In his excellent Forefront article on legislative reforms to strengthen the Vaccines for Children (VFC) program, which is entering its third decade, Richard Hughes IV underscores the importance of updating the law to protect people of all ages. Another priority—one that can be addressed under existing law and without congressional action—is ensuring that as the science evolves, the program continues to ensure that children benefit from the full range of modern preventive therapies against transmissible, potentially deadly childhood disease.
The recommendations of the Advisory Committee on Immunization Practices (ACIP) set the nation’s immunization standards. The ACIP has already begun to align its recommendations to encompass not only traditional vaccines, which work by building protection over time, but also monoclonal antibodies (mAbs), which confer immediate protection against communicable disease. Both types of products confer immunity; as a result, the ACIP’s decision that newer immunization technologies fall within the scope of its charter authority is not only consistent with, but arguably required by, its 1964 founding mission—to advise the Surgeon General “regarding the most effective application in public health practice of specific preventive agents which may be applied in communicable disease control.”
The ACIP is now about to begin formal consideration of immunization recommendations for mAbs designed to prevent respiratory syncytial virus (RSV). A particularly vicious virus that strikes in infancy and early childhood, RSV can trigger serious illness in children; for infants, it can be life-threatening. RSV tends to be cyclical, striking from late fall through early spring and is the most common cause of deadly pneumonia and bronchitis in babies. Most children will experience RSV before they turn two, and RSV strikes millions of children worldwide.
Beyond causing widespread, costly sickness, RSV kills an estimated 500–1,000 children in the US annually. Death from RSV is an especially serious risk for premature babies and those younger than six months of age, children younger than two with chronic lung disease or congenital heart disease, children with weakened immune systems, and those with neuromuscular disorders, including children who experience difficulty swallowing or clearing mucus.

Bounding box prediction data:
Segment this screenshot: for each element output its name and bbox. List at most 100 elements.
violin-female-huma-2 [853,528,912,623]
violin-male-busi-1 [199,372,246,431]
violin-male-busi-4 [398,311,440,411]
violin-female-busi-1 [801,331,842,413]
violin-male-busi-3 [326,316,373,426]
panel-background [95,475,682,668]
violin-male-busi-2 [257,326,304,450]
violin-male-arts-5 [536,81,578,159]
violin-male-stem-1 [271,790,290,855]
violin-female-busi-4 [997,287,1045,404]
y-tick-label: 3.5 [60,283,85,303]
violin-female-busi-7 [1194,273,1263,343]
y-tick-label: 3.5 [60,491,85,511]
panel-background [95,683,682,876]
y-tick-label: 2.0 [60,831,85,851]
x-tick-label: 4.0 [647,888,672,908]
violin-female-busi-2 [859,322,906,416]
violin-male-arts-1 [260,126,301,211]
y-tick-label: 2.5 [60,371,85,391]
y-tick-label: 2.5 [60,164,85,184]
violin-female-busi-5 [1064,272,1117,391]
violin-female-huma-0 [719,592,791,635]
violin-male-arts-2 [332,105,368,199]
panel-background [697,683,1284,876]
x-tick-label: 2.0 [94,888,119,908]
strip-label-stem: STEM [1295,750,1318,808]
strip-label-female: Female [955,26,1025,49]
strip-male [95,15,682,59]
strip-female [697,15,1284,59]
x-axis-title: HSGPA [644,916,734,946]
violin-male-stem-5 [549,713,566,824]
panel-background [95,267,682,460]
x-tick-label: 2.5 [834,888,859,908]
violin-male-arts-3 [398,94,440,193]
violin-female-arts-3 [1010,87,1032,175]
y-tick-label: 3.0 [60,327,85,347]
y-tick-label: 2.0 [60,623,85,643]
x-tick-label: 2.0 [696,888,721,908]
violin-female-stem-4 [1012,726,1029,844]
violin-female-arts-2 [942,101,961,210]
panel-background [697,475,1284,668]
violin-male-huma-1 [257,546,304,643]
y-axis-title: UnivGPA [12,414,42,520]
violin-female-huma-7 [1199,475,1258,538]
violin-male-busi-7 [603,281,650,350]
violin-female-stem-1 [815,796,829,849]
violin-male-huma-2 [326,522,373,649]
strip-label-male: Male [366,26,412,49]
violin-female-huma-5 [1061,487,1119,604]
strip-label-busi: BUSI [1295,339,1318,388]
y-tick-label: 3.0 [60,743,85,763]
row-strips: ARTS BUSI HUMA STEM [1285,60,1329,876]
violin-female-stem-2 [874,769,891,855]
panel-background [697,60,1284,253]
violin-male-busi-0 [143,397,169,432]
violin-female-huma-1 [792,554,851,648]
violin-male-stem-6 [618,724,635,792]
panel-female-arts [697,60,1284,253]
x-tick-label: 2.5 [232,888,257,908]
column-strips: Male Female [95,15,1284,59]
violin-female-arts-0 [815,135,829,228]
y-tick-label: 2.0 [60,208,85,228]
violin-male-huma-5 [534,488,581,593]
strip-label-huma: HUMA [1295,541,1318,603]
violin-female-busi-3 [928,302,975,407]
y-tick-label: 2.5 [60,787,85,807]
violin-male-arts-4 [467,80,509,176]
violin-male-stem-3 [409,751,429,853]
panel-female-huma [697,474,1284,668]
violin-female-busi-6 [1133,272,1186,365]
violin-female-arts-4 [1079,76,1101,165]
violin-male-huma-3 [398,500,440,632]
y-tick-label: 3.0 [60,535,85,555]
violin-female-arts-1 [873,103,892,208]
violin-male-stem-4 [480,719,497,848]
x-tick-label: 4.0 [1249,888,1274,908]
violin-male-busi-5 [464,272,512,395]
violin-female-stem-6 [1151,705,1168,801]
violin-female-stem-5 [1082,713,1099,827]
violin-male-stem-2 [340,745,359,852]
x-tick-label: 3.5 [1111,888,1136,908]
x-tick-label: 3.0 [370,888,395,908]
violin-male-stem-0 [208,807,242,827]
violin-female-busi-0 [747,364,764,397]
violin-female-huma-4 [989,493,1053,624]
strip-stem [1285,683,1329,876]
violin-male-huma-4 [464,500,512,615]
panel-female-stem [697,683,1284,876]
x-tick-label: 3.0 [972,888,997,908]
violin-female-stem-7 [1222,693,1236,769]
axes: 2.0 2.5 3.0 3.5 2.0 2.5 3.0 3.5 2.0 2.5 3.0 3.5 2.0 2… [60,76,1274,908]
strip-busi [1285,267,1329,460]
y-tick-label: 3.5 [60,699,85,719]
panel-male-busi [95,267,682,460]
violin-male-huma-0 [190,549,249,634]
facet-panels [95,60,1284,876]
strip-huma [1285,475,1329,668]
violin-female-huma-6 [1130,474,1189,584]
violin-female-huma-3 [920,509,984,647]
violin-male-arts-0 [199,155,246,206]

About this exercise
According to the passage on RSV and the Vaccines for Children program, how many children in the US does RSV kill each year?

Solution
An estimated 500–1,000 children